--- STORED ROWS ---
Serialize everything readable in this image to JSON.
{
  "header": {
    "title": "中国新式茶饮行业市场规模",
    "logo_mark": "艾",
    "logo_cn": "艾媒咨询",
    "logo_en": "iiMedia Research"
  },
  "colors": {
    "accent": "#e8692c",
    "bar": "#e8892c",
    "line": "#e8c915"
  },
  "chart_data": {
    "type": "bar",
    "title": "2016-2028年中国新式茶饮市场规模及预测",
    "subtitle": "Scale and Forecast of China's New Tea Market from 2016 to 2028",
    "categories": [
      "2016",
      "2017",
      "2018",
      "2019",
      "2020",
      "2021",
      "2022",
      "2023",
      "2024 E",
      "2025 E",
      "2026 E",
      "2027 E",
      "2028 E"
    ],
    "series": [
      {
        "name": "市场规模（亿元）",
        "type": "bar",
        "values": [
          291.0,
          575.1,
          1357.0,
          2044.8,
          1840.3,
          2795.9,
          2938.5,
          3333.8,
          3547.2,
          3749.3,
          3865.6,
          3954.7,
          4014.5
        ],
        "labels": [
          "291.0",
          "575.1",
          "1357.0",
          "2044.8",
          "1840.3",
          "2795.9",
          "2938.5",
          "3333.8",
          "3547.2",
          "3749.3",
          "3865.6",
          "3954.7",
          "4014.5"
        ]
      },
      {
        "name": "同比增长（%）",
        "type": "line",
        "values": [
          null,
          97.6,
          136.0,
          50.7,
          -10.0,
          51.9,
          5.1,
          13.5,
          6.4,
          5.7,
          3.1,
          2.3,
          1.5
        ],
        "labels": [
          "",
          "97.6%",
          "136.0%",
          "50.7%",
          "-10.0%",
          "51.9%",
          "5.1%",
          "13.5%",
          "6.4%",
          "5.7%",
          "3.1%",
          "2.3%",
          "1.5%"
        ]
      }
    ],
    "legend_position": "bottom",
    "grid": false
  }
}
---
Print the listing above in full, exactly as it is.

Serialize everything readable in this image to JSON.
{
  "header": {
    "title": "中国新式茶饮行业市场规模",
    "logo_mark": "艾",
    "logo_cn": "艾媒咨询",
    "logo_en": "iiMedia Research"
  },
  "colors": {
    "accent": "#e8692c",
    "bar": "#e8892c",
    "line": "#e8c915"
  },
  "chart_data": {
    "type": "bar",
    "title": "2016-2028年中国新式茶饮市场规模及预测",
    "subtitle": "Scale and Forecast of China's New Tea Market from 2016 to 2028",
    "categories": [
      "2016",
      "2017",
      "2018",
      "2019",
      "2020",
      "2021",
      "2022",
      "2023",
      "2024 E",
      "2025 E",
      "2026 E",
      "2027 E",
      "2028 E"
    ],
    "series": [
      {
        "name": "市场规模（亿元）",
        "type": "bar",
        "values": [
          291.0,
          575.1,
          1357.0,
          2044.8,
          1840.3,
          2795.9,
          2938.5,
          3333.8,
          3547.2,
          3749.3,
          3865.6,
          3954.7,
          4014.5
        ],
        "labels": [
          "291.0",
          "575.1",
          "1357.0",
          "2044.8",
          "1840.3",
          "2795.9",
          "2938.5",
          "3333.8",
          "3547.2",
          "3749.3",
          "3865.6",
          "3954.7",
          "4014.5"
        ]
      },
      {
        "name": "同比增长（%）",
        "type": "line",
        "values": [
          null,
          97.6,
          136.0,
          50.7,
          -10.0,
          51.9,
          5.1,
          13.5,
          6.4,
          5.7,
          3.1,
          2.3,
          1.5
        ],
        "labels": [
          "",
          "97.6%",
          "136.0%",
          "50.7%",
          "-10.0%",
          "51.9%",
          "5.1%",
          "13.5%",
          "6.4%",
          "5.7%",
          "3.1%",
          "2.3%",
          "1.5%"
        ]
      }
    ],
    "legend_position": "bottom",
    "grid": false
  }
}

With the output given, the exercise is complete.